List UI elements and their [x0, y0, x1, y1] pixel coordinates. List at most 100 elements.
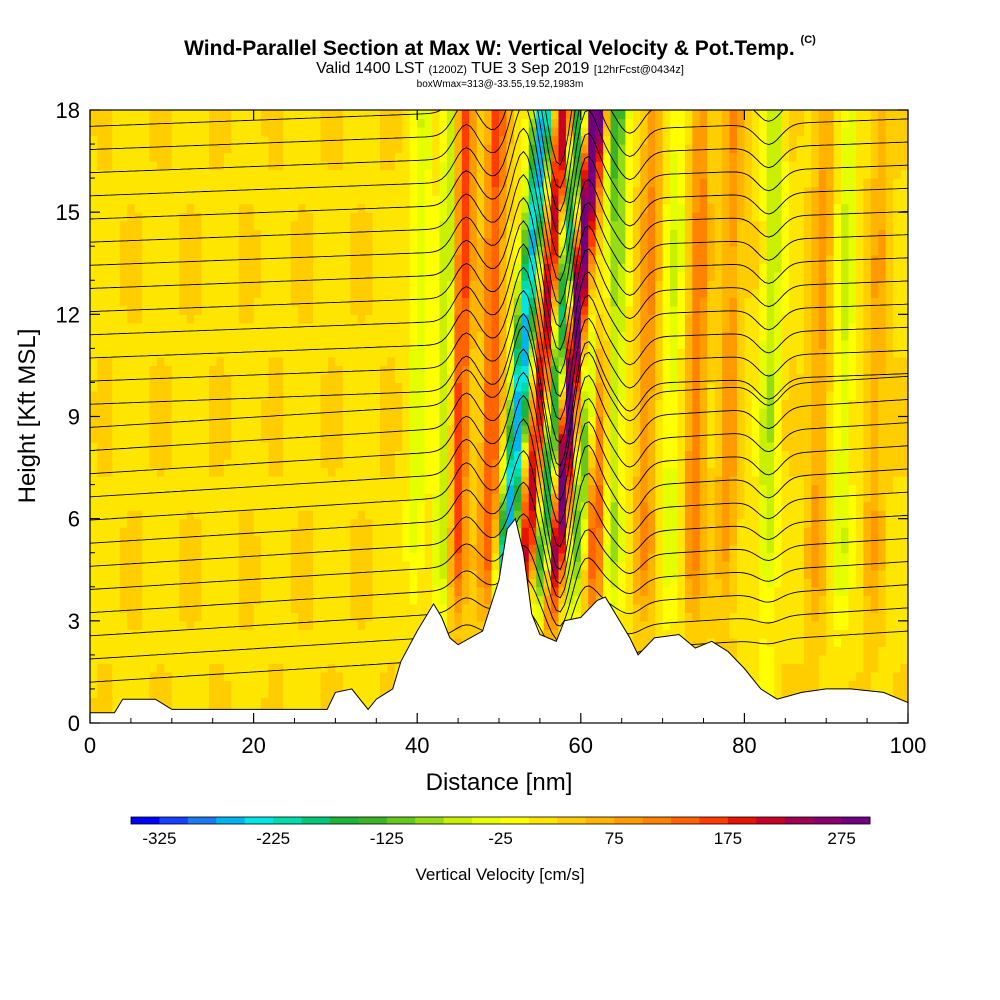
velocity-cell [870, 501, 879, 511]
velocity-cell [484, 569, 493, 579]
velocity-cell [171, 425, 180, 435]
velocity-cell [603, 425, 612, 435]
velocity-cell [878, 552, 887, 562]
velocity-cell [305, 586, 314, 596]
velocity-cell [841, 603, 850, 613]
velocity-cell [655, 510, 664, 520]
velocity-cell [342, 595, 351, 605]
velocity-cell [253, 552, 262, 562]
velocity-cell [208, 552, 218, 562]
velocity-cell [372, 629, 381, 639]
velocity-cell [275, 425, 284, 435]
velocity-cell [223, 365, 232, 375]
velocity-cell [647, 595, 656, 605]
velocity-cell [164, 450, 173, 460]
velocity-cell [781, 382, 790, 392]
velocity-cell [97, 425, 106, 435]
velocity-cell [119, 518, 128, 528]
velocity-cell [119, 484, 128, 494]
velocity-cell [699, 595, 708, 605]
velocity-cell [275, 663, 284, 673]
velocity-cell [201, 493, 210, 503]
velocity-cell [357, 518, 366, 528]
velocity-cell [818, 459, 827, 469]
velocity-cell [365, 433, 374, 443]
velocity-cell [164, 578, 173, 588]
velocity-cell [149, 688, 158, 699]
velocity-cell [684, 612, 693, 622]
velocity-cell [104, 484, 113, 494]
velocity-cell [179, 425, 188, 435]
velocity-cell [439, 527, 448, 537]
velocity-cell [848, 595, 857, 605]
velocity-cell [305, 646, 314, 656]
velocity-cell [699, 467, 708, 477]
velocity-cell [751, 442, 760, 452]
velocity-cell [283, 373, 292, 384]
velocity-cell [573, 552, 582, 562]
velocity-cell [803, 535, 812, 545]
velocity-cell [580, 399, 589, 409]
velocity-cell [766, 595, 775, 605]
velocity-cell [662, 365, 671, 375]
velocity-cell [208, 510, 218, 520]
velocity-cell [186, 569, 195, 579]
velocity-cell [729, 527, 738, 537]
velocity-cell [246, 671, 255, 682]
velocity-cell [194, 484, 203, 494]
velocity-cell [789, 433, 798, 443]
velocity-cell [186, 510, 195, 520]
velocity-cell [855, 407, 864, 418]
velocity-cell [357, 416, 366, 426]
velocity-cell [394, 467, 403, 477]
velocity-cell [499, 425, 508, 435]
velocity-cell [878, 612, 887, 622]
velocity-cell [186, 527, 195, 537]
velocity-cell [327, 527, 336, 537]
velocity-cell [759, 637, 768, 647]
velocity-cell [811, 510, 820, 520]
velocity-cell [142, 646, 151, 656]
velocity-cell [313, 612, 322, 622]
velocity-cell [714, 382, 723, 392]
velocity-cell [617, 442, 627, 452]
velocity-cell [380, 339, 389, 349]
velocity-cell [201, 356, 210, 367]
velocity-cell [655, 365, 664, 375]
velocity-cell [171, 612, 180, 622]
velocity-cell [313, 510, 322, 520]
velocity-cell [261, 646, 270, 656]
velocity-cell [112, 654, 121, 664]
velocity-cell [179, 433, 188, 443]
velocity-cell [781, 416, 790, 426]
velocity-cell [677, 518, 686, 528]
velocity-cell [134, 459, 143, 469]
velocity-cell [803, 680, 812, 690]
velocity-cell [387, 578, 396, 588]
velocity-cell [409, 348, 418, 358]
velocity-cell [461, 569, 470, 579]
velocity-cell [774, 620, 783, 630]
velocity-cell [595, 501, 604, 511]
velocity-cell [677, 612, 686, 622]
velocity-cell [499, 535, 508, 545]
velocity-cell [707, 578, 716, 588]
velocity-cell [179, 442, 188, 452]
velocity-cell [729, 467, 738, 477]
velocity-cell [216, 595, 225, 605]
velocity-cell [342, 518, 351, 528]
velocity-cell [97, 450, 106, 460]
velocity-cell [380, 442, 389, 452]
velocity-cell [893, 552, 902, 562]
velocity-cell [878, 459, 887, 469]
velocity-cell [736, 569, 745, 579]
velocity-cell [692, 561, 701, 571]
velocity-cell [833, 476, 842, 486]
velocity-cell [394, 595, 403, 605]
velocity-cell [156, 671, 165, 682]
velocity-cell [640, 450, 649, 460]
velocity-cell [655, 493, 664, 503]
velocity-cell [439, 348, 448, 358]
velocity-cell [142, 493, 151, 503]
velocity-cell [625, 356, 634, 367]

· · · · ·

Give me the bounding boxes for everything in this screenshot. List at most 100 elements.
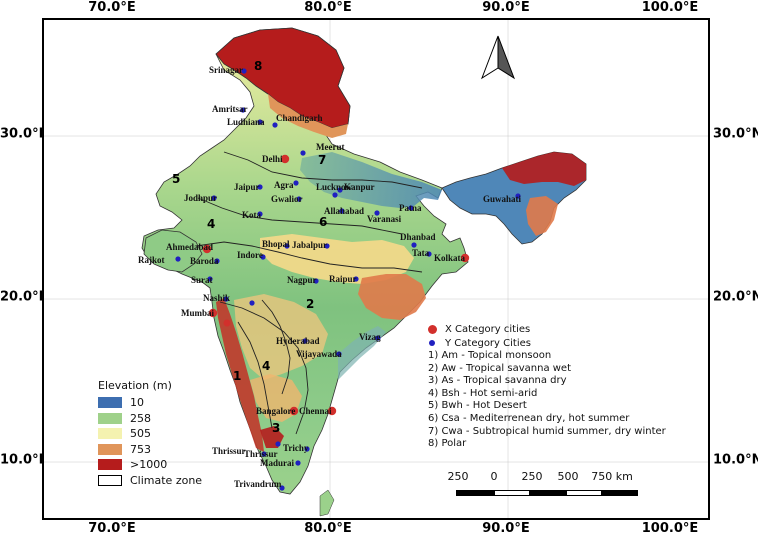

· · · · ·

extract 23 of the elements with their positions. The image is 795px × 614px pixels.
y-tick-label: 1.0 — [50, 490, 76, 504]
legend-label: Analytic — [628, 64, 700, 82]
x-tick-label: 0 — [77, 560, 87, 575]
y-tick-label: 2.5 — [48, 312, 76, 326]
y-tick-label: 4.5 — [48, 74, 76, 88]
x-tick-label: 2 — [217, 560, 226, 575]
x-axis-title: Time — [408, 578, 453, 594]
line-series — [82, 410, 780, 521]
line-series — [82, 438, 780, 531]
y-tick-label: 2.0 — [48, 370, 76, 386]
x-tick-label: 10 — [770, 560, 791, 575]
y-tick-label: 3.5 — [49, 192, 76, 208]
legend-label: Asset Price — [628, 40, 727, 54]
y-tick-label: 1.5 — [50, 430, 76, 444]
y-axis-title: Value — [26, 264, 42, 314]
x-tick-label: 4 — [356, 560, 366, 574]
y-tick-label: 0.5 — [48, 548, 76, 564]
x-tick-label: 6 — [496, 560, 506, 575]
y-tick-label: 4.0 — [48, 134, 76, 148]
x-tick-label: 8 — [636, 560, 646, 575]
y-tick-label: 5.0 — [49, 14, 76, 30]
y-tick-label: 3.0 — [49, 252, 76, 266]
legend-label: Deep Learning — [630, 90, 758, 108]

· · · · ·

● **WHAT NEEDS TO BE DONE**
Rewrite the records above, starting with the line with "List UI elements" and going on through the line with "velocity-cell [208, 552, 218, 562]", keeping the requests and multiplying every pixel coordinate in the answers by 1.25, rounded to whole numbers with halves rounded up. Leave the requests unchanged, and omit the pictures.

● **OUTPUT FOR THIS EXERCISE**
List UI elements and their [x0, y0, x1, y1] pixel coordinates. List at most 100 elements.
velocity-cell [1088, 626, 1099, 639]
velocity-cell [605, 711, 616, 724]
velocity-cell [214, 531, 225, 544]
velocity-cell [754, 531, 765, 544]
velocity-cell [1098, 690, 1109, 703]
velocity-cell [381, 733, 393, 745]
velocity-cell [1051, 754, 1063, 766]
velocity-cell [819, 638, 830, 650]
velocity-cell [428, 744, 439, 756]
velocity-cell [316, 690, 328, 703]
velocity-cell [260, 690, 273, 703]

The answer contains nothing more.